> _Supplied information_:
○ ○ ○ ○ ○
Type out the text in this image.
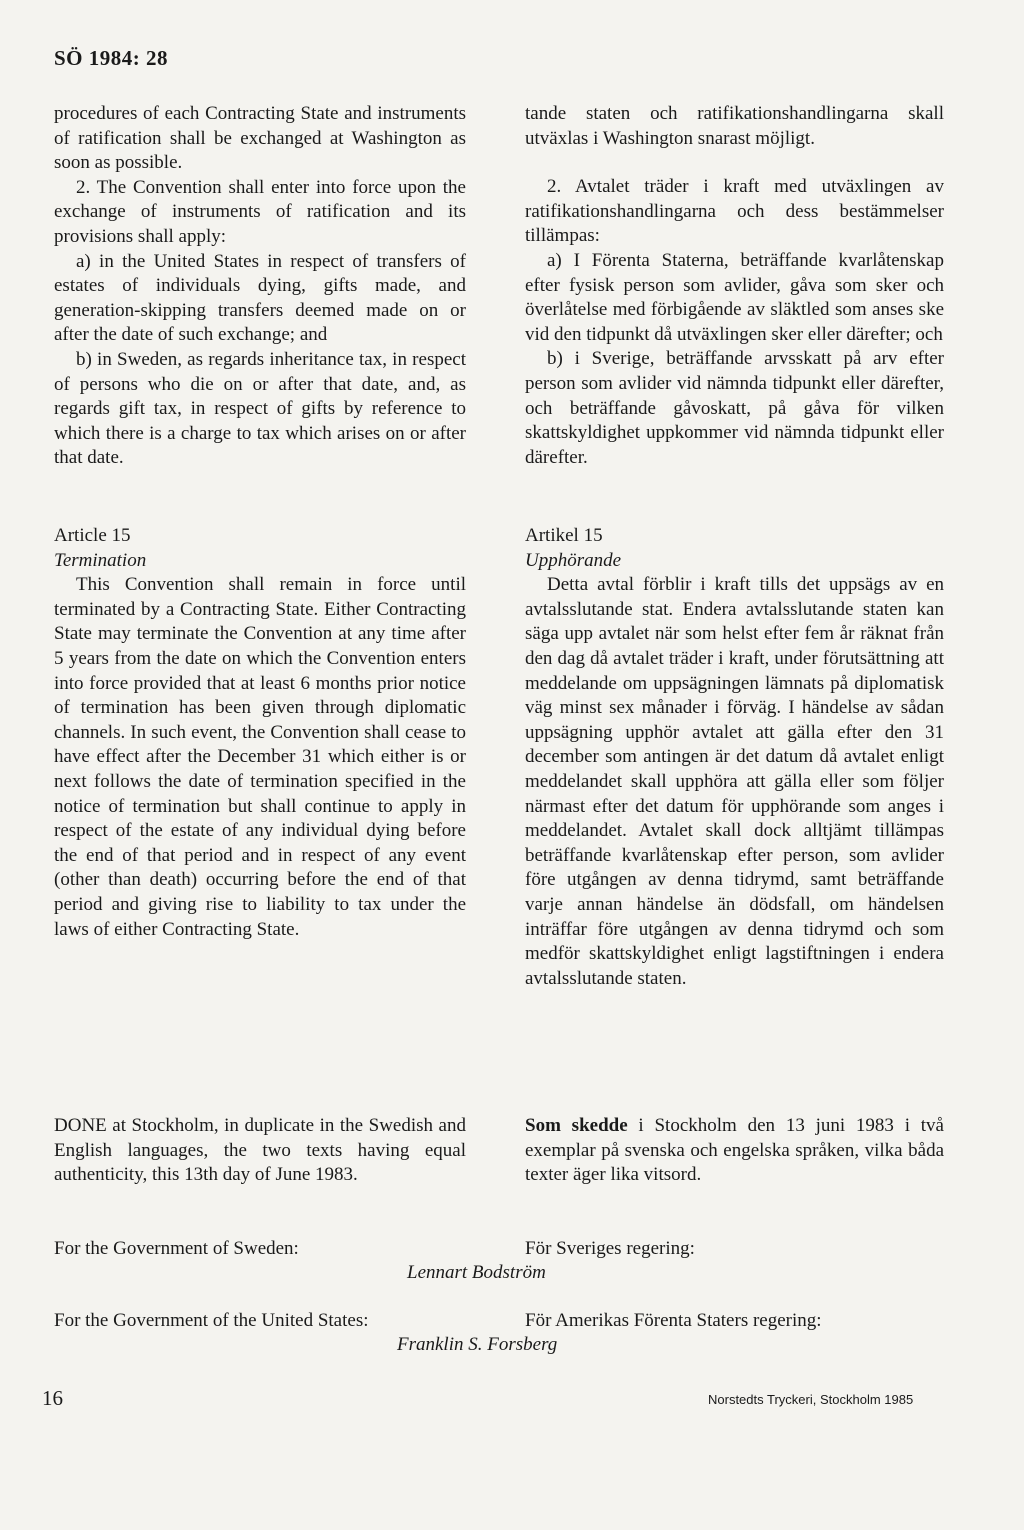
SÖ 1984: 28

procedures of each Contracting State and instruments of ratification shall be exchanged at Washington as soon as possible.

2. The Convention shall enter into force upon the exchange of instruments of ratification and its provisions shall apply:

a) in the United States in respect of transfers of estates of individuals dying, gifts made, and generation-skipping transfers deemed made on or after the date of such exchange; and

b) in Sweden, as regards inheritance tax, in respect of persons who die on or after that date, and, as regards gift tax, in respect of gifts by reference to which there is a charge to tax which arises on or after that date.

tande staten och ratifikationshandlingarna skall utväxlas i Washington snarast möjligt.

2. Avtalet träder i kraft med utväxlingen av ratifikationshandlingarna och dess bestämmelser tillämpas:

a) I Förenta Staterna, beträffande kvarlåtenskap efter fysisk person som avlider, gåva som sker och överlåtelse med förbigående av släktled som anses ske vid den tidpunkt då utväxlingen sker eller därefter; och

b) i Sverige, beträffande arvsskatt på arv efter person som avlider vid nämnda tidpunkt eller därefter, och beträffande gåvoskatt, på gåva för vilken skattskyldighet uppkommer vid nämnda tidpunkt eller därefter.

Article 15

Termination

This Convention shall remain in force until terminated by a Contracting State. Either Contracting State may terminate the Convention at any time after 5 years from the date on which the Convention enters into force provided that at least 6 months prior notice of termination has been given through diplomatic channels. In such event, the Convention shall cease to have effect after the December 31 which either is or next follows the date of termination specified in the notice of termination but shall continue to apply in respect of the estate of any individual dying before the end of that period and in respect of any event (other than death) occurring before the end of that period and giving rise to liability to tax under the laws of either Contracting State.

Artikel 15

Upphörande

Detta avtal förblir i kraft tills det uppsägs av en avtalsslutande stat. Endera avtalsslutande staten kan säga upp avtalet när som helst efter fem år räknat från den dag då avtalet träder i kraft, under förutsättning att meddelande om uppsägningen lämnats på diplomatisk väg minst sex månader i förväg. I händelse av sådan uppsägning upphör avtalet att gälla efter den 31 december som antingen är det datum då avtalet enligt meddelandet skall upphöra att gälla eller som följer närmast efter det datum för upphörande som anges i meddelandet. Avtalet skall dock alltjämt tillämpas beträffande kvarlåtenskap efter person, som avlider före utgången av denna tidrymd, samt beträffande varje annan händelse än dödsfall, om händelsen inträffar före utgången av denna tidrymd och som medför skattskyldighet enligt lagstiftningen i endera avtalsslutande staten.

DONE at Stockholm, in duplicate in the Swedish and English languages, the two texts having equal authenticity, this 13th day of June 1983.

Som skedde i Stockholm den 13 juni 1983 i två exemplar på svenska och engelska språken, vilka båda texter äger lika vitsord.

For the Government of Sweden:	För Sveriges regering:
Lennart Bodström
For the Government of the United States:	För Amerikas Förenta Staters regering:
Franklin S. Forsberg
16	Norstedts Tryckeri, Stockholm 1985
○ ○ ○ ○ ○
> _Required task_:
Your task is to return the entries above exactly, with no pictures.

> _Exercise result_:
Type out the text in this image.
SÖ 1984: 28

procedures of each Contracting State and instruments of ratification shall be exchanged at Washington as soon as possible.

2. The Convention shall enter into force upon the exchange of instruments of ratification and its provisions shall apply:

a) in the United States in respect of transfers of estates of individuals dying, gifts made, and generation-skipping transfers deemed made on or after the date of such exchange; and

b) in Sweden, as regards inheritance tax, in respect of persons who die on or after that date, and, as regards gift tax, in respect of gifts by reference to which there is a charge to tax which arises on or after that date.

tande staten och ratifikationshandlingarna skall utväxlas i Washington snarast möjligt.

2. Avtalet träder i kraft med utväxlingen av ratifikationshandlingarna och dess bestämmelser tillämpas:

a) I Förenta Staterna, beträffande kvarlåtenskap efter fysisk person som avlider, gåva som sker och överlåtelse med förbigående av släktled som anses ske vid den tidpunkt då utväxlingen sker eller därefter; och

b) i Sverige, beträffande arvsskatt på arv efter person som avlider vid nämnda tidpunkt eller därefter, och beträffande gåvoskatt, på gåva för vilken skattskyldighet uppkommer vid nämnda tidpunkt eller därefter.

Article 15

Termination

This Convention shall remain in force until terminated by a Contracting State. Either Contracting State may terminate the Convention at any time after 5 years from the date on which the Convention enters into force provided that at least 6 months prior notice of termination has been given through diplomatic channels. In such event, the Convention shall cease to have effect after the December 31 which either is or next follows the date of termination specified in the notice of termination but shall continue to apply in respect of the estate of any individual dying before the end of that period and in respect of any event (other than death) occurring before the end of that period and giving rise to liability to tax under the laws of either Contracting State.

Artikel 15

Upphörande

Detta avtal förblir i kraft tills det uppsägs av en avtalsslutande stat. Endera avtalsslutande staten kan säga upp avtalet när som helst efter fem år räknat från den dag då avtalet träder i kraft, under förutsättning att meddelande om uppsägningen lämnats på diplomatisk väg minst sex månader i förväg. I händelse av sådan uppsägning upphör avtalet att gälla efter den 31 december som antingen är det datum då avtalet enligt meddelandet skall upphöra att gälla eller som följer närmast efter det datum för upphörande som anges i meddelandet. Avtalet skall dock alltjämt tillämpas beträffande kvarlåtenskap efter person, som avlider före utgången av denna tidrymd, samt beträffande varje annan händelse än dödsfall, om händelsen inträffar före utgången av denna tidrymd och som medför skattskyldighet enligt lagstiftningen i endera avtalsslutande staten.

DONE at Stockholm, in duplicate in the Swedish and English languages, the two texts having equal authenticity, this 13th day of June 1983.

Som skedde i Stockholm den 13 juni 1983 i två exemplar på svenska och engelska språken, vilka båda texter äger lika vitsord.

For the Government of Sweden:	För Sveriges regering:
Lennart Bodström
For the Government of the United States:	För Amerikas Förenta Staters regering:
Franklin S. Forsberg
16	Norstedts Tryckeri, Stockholm 1985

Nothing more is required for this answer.